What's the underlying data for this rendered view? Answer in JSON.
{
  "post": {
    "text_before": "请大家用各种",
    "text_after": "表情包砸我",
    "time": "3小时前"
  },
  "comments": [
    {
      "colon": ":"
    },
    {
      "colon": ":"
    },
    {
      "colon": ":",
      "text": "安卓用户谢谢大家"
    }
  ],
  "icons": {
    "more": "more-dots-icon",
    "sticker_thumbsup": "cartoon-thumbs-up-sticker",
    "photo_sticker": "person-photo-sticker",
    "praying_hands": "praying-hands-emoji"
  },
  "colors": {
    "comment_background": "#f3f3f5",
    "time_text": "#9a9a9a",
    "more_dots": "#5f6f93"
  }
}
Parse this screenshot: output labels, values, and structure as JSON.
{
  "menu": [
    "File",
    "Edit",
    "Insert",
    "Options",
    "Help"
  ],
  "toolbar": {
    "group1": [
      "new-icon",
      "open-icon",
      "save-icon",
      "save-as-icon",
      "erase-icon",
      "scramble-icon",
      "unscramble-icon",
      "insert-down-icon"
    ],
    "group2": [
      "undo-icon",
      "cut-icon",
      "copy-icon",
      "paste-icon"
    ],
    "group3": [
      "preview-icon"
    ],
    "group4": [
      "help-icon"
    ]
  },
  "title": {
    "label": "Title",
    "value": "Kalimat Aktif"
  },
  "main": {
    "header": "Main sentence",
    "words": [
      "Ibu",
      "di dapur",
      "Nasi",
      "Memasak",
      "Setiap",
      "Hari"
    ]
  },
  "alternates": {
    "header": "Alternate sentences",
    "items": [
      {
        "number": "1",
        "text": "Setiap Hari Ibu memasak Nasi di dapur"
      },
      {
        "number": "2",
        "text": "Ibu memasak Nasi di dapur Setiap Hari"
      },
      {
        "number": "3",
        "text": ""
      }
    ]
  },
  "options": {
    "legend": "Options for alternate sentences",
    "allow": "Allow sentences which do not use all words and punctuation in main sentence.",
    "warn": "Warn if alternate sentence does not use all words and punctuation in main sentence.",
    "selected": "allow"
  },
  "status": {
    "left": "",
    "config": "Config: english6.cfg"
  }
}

--

**Job:**
Print the whole listing again, exactly.

**Complete output:**
What's the underlying data for this rendered view? Answer in JSON.
{
  "post": {
    "text_before": "请大家用各种",
    "text_after": "表情包砸我",
    "time": "3小时前"
  },
  "comments": [
    {
      "colon": ":"
    },
    {
      "colon": ":"
    },
    {
      "colon": ":",
      "text": "安卓用户谢谢大家"
    }
  ],
  "icons": {
    "more": "more-dots-icon",
    "sticker_thumbsup": "cartoon-thumbs-up-sticker",
    "photo_sticker": "person-photo-sticker",
    "praying_hands": "praying-hands-emoji"
  },
  "colors": {
    "comment_background": "#f3f3f5",
    "time_text": "#9a9a9a",
    "more_dots": "#5f6f93"
  }
}
Parse this screenshot: output labels, values, and structure as JSON.
{
  "menu": [
    "File",
    "Edit",
    "Insert",
    "Options",
    "Help"
  ],
  "toolbar": {
    "group1": [
      "new-icon",
      "open-icon",
      "save-icon",
      "save-as-icon",
      "erase-icon",
      "scramble-icon",
      "unscramble-icon",
      "insert-down-icon"
    ],
    "group2": [
      "undo-icon",
      "cut-icon",
      "copy-icon",
      "paste-icon"
    ],
    "group3": [
      "preview-icon"
    ],
    "group4": [
      "help-icon"
    ]
  },
  "title": {
    "label": "Title",
    "value": "Kalimat Aktif"
  },
  "main": {
    "header": "Main sentence",
    "words": [
      "Ibu",
      "di dapur",
      "Nasi",
      "Memasak",
      "Setiap",
      "Hari"
    ]
  },
  "alternates": {
    "header": "Alternate sentences",
    "items": [
      {
        "number": "1",
        "text": "Setiap Hari Ibu memasak Nasi di dapur"
      },
      {
        "number": "2",
        "text": "Ibu memasak Nasi di dapur Setiap Hari"
      },
      {
        "number": "3",
        "text": ""
      }
    ]
  },
  "options": {
    "legend": "Options for alternate sentences",
    "allow": "Allow sentences which do not use all words and punctuation in main sentence.",
    "warn": "Warn if alternate sentence does not use all words and punctuation in main sentence.",
    "selected": "allow"
  },
  "status": {
    "left": "",
    "config": "Config: english6.cfg"
  }
}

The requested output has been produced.